_Short exercise_
Pick up the article on the Transgourmet Group's push for CO2 refrigeration in Romania and continue it from its final sentence.

_Excerpted passage_
Transgourmet Group pioneering CO2 in Romania

By Andrew Williams, Sep 30, 2016, 11:39 7 minute reading

Charting a course beyond the Carpathians, European food retail giant the Transgourmet Group sees natural refrigerant technology playing a central role in delivering its goal of becoming CO2 neutral by 2023.

“We have been set a target by our shareholders. We have to be CO2 neutral by 2023, across the whole Transgourmet Group,” Hans-Dieter Bruss, vice-president in the group’s Central and Eastern European arm, told Accelerate Europe.

Based in Germany, Bruss is responsible for construction and facility management at Transgourmet Central and Eastern Europe (CEE), which operates cash & carry and wholesale stores in Germany, Poland, Romania and Russia.

With an annual turnover of €4.5 billion and 17,000 employees, Transgourmet CEE is part of the wider Transgourmet Holding AG, which also includes business divisions in France and Switzerland.

Together, Transgourmet Holding AG is the second-largest cash & carry and food service company in Europe. It is part of Coop, one of Switzerland’s largest retail and wholesale companies.

Founded in 2008 by Coop and German retail giant REWE, the Transgourmet Group – wholly owned by Coop since January 2011 – includes Fegro/Selgros, Germany’s second biggest cash & carry firm.

As well as operating supermarkets under a variety of brand names, Transgourmet is a market leader in supplying and servicing professional kitchens, hotels and company catering.

‘The target is 100% CO2

Bruss is putting HVAC&R – and natural refrigerants in particular – at the centre of Transgourmet CEE’s strategy for delivering its sustainability targets. “The target is 100% CO2,” he says.

_Data supplied_
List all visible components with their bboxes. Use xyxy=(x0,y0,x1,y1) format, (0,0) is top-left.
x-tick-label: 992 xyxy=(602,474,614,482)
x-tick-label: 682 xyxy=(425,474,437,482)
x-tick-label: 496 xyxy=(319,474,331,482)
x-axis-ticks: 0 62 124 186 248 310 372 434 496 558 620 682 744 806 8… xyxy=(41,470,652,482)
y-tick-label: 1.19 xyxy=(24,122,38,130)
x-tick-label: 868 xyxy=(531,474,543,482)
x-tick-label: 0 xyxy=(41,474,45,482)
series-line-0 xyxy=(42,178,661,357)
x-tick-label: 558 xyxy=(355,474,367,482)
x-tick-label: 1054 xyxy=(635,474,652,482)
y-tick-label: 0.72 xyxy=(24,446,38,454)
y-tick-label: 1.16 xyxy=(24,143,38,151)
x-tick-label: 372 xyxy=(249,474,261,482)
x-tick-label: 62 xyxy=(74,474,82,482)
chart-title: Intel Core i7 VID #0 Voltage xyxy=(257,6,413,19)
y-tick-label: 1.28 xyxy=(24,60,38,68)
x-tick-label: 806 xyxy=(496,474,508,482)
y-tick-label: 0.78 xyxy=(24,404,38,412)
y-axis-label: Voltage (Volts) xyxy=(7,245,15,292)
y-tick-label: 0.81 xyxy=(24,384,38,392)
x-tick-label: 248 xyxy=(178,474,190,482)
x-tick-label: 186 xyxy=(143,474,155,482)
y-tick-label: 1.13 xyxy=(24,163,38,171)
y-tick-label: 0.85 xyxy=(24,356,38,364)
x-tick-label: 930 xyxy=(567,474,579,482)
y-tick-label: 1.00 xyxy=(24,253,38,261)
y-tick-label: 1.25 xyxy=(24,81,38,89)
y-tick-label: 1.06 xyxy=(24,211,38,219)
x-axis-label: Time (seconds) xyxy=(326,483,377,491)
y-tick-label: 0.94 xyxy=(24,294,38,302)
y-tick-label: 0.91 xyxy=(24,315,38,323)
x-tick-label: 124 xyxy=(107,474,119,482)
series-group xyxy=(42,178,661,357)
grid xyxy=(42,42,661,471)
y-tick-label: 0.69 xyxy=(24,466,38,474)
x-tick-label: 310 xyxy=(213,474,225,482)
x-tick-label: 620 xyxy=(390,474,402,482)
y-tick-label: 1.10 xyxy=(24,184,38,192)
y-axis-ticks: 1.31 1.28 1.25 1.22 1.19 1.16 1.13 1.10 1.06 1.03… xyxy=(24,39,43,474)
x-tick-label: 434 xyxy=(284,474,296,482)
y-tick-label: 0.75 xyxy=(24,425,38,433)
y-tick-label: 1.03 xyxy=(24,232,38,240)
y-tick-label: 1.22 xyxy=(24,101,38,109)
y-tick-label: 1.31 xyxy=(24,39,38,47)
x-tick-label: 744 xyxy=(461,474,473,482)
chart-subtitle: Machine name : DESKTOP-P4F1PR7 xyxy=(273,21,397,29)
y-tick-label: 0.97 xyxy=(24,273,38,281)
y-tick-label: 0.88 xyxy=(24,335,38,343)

_Result_
The group is adopting CO2 for all refrigeration, air conditioning and heating applications, not only in new and updated stores but also in distribution centres. “In every new store and every remodelled store, we’re changing from traditional cooling to CO2,” Bruss explains.

There is not yet a precise timetable in place for delivering this transition. “We’re trying to change four, five or six installations to CO2 every year.”

Parent company Coop has been working with natural refrigerants since 2000. As of 2009, all Coop’s new system installations have used CO2 as the refrigerant. Coop is committed to becoming CO2-neutral by 2023 too.

Bruss says that the Transgourmet Group’s goal is to become HFC-free “in the near future”. Currently, Transgourmet has 15 stores that use CO2 transcritical.

“Transgourmet has the ambition and target to apply CO2 technology whenever possible – for refrigeration, air conditioning and heat pumps. When we say CO2, we mean ‘full CO2’. No hybrid systems that still use HFCs,” Bruss declares.

Marcus Hoepfl, managing director of Frigo-Consulting International Ltd., a Swiss refrigeration consulting and engineering company, has been helping the Transgourmet Group to make the transition to natural refrigerants for two years now.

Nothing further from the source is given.